| Provided records |
^^^^^^^^^^^^^^^^
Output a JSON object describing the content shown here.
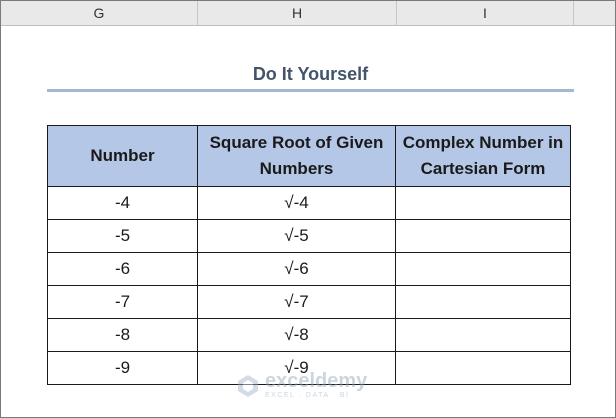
{
  "columns": [
    "G",
    "H",
    "I"
  ],
  "title": "Do It Yourself",
  "table": {
    "headers": [
      "Number",
      "Square Root of Given Numbers",
      "Complex Number in Cartesian Form"
    ],
    "rows": [
      [
        "-4",
        "√-4",
        ""
      ],
      [
        "-5",
        "√-5",
        ""
      ],
      [
        "-6",
        "√-6",
        ""
      ],
      [
        "-7",
        "√-7",
        ""
      ],
      [
        "-8",
        "√-8",
        ""
      ],
      [
        "-9",
        "√-9",
        ""
      ]
    ]
  },
  "watermark": {
    "name": "exceldemy",
    "tagline": "EXCEL · DATA · BI"
  },
  "colors": {
    "header_fill": "#b4c7e7",
    "title_color": "#44546a",
    "rule_color": "#a4b7d3"
  }
}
^^^^^^^^^^^^^^^^
| Task goal |
Omit every image. Quote each record exactly.

| Reply to the exercise |
Output a JSON object describing the content shown here.
{
  "columns": [
    "G",
    "H",
    "I"
  ],
  "title": "Do It Yourself",
  "table": {
    "headers": [
      "Number",
      "Square Root of Given Numbers",
      "Complex Number in Cartesian Form"
    ],
    "rows": [
      [
        "-4",
        "√-4",
        ""
      ],
      [
        "-5",
        "√-5",
        ""
      ],
      [
        "-6",
        "√-6",
        ""
      ],
      [
        "-7",
        "√-7",
        ""
      ],
      [
        "-8",
        "√-8",
        ""
      ],
      [
        "-9",
        "√-9",
        ""
      ]
    ]
  },
  "watermark": {
    "name": "exceldemy",
    "tagline": "EXCEL · DATA · BI"
  },
  "colors": {
    "header_fill": "#b4c7e7",
    "title_color": "#44546a",
    "rule_color": "#a4b7d3"
  }
}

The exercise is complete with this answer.